● **Data excerpts**
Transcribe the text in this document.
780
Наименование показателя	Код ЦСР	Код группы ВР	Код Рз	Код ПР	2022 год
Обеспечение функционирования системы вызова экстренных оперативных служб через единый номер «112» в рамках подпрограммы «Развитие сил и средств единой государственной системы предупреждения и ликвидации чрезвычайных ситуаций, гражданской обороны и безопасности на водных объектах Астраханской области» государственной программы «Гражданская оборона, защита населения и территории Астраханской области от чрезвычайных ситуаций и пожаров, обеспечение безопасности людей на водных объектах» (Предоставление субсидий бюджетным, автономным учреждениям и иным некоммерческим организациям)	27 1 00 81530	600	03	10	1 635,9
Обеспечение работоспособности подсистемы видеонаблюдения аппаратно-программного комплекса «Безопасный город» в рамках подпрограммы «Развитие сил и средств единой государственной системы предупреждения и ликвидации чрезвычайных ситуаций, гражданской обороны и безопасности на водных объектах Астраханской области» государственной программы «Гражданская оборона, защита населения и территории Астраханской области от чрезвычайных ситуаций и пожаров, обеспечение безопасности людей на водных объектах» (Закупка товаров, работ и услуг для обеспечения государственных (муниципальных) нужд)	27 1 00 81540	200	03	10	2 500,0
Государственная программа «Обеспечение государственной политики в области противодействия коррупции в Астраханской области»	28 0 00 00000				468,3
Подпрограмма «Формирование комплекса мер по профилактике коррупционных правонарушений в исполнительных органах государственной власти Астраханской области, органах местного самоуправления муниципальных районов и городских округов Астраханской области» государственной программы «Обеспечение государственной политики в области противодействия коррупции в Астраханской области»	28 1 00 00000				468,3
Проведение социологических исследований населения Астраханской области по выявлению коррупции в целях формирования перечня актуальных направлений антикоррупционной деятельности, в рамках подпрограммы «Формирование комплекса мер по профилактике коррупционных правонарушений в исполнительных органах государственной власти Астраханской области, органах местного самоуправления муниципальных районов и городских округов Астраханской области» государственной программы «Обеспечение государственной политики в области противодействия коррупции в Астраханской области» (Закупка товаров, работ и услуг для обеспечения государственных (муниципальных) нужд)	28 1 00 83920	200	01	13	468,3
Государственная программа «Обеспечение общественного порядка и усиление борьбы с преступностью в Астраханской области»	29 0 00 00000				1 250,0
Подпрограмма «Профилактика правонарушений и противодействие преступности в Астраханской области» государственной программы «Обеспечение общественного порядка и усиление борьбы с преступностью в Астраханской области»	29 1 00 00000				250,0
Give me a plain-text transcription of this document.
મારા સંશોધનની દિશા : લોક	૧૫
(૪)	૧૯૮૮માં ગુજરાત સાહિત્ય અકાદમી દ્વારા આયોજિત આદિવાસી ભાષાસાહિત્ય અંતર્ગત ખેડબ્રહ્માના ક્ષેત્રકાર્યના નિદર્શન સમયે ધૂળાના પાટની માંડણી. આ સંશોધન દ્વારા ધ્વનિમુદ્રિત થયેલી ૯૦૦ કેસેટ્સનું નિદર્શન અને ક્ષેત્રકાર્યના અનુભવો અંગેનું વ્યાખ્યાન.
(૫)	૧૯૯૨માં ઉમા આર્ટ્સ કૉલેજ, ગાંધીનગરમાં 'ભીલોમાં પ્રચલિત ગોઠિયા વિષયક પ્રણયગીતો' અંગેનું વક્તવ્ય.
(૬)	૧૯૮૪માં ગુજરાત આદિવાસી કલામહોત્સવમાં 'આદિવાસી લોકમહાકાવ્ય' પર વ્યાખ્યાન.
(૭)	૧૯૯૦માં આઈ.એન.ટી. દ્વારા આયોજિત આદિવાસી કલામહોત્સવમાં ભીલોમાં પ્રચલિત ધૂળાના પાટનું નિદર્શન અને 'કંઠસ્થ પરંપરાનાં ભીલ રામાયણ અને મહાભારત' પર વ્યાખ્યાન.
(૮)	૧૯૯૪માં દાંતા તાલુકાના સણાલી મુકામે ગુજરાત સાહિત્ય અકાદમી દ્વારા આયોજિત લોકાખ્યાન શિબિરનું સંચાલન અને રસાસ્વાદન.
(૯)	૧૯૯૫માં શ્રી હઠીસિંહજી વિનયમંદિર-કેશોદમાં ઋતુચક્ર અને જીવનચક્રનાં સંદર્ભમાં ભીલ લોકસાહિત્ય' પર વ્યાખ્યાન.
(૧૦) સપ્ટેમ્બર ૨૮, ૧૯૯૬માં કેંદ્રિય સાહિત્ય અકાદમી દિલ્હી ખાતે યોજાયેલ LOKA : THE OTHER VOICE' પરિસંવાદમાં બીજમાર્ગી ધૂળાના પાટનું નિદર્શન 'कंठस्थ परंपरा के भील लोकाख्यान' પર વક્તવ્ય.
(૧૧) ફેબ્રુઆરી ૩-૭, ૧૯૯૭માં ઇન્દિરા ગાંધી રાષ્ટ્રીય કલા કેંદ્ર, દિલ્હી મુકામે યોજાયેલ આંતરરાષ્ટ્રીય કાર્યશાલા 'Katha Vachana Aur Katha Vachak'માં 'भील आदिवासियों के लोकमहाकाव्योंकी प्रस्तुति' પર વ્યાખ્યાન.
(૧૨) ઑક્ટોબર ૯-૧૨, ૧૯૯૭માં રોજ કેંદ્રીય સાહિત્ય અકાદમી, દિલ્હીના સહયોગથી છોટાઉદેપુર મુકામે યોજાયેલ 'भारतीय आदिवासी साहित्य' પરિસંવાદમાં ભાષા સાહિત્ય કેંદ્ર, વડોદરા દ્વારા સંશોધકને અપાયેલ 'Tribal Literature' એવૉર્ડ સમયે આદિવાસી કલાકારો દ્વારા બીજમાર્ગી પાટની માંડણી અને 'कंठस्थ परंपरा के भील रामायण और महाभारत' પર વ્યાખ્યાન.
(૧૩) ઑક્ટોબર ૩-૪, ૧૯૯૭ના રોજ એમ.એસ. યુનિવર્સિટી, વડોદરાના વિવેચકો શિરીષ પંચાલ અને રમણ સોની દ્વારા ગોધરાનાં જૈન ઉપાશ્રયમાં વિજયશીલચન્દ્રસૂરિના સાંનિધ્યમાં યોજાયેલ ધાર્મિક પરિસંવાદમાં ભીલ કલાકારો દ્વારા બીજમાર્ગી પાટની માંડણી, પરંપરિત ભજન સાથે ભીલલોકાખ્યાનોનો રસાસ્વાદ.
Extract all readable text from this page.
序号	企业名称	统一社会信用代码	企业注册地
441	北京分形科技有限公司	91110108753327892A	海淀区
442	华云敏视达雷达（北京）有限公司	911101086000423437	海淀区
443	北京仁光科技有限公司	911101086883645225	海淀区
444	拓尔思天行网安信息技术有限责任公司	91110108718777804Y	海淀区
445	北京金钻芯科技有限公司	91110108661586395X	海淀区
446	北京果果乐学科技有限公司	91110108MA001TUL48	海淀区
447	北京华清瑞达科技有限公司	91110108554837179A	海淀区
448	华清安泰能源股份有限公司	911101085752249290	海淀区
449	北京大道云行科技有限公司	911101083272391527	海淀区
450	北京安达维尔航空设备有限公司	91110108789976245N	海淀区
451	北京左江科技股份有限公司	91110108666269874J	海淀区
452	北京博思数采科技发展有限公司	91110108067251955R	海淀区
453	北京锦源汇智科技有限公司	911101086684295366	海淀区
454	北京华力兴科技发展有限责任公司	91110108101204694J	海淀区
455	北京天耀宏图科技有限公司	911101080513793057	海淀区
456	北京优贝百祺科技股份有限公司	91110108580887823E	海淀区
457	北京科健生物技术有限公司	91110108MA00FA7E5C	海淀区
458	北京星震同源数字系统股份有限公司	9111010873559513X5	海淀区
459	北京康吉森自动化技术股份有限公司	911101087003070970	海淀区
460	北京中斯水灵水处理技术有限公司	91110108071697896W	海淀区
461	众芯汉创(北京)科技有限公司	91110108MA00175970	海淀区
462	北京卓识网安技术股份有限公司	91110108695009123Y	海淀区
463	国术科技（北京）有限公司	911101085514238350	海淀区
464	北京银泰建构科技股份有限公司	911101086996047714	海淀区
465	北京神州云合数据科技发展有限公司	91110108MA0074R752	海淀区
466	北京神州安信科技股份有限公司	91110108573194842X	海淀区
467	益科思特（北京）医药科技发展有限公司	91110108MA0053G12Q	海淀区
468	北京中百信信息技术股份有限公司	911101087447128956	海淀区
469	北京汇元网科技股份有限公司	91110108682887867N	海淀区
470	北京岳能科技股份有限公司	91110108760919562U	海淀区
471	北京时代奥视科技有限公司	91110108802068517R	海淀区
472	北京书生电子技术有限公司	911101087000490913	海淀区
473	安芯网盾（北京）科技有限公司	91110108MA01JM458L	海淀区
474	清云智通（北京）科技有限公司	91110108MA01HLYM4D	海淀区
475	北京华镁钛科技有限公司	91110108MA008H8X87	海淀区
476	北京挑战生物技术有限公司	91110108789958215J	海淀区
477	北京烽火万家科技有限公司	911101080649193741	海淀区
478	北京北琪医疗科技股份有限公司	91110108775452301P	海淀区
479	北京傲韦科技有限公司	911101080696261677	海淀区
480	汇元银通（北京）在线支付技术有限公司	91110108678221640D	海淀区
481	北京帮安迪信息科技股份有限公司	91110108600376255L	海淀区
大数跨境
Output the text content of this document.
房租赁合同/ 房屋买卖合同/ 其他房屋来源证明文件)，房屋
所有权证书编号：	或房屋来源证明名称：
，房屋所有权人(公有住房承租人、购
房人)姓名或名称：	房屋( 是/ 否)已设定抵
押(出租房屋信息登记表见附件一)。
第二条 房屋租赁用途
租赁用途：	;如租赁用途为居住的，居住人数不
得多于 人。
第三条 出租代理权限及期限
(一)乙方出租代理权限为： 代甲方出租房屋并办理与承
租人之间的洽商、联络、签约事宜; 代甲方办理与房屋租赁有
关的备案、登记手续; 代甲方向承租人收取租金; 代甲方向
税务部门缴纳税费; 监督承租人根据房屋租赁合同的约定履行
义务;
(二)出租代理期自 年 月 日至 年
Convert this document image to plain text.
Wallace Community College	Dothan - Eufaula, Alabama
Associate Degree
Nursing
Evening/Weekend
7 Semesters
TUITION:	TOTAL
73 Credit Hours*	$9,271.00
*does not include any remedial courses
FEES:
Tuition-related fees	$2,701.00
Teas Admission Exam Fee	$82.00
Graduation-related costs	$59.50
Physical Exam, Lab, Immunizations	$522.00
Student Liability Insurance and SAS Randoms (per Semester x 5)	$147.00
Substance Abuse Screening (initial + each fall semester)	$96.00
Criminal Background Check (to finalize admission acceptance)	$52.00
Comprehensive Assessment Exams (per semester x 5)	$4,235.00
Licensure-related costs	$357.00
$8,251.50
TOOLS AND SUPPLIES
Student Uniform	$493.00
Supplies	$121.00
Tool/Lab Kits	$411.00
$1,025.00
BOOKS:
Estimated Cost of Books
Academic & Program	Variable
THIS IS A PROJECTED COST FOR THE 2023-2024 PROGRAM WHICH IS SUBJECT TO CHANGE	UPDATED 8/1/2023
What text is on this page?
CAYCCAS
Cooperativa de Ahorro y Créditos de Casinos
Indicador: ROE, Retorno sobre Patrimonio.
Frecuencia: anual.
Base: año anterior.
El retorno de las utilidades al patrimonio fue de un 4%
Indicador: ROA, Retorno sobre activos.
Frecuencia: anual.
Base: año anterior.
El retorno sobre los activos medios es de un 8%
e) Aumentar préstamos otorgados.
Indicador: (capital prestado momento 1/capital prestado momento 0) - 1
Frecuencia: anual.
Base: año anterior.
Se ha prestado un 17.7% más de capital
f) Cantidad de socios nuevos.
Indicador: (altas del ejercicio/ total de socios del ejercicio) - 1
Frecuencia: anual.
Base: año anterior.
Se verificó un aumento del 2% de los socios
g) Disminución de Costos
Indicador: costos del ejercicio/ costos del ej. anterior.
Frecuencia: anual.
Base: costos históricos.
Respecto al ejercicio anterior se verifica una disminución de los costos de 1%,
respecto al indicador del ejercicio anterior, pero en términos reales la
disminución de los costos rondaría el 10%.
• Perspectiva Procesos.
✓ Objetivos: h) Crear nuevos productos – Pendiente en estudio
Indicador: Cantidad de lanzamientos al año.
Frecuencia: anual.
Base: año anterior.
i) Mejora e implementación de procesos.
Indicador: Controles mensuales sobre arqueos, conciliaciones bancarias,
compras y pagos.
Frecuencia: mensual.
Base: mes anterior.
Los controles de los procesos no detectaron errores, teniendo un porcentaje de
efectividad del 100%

● **What is expected**
In the entries above, find the lines containing the word "Формирование" and say how many there are, with no other words.

● **Result for this task**
2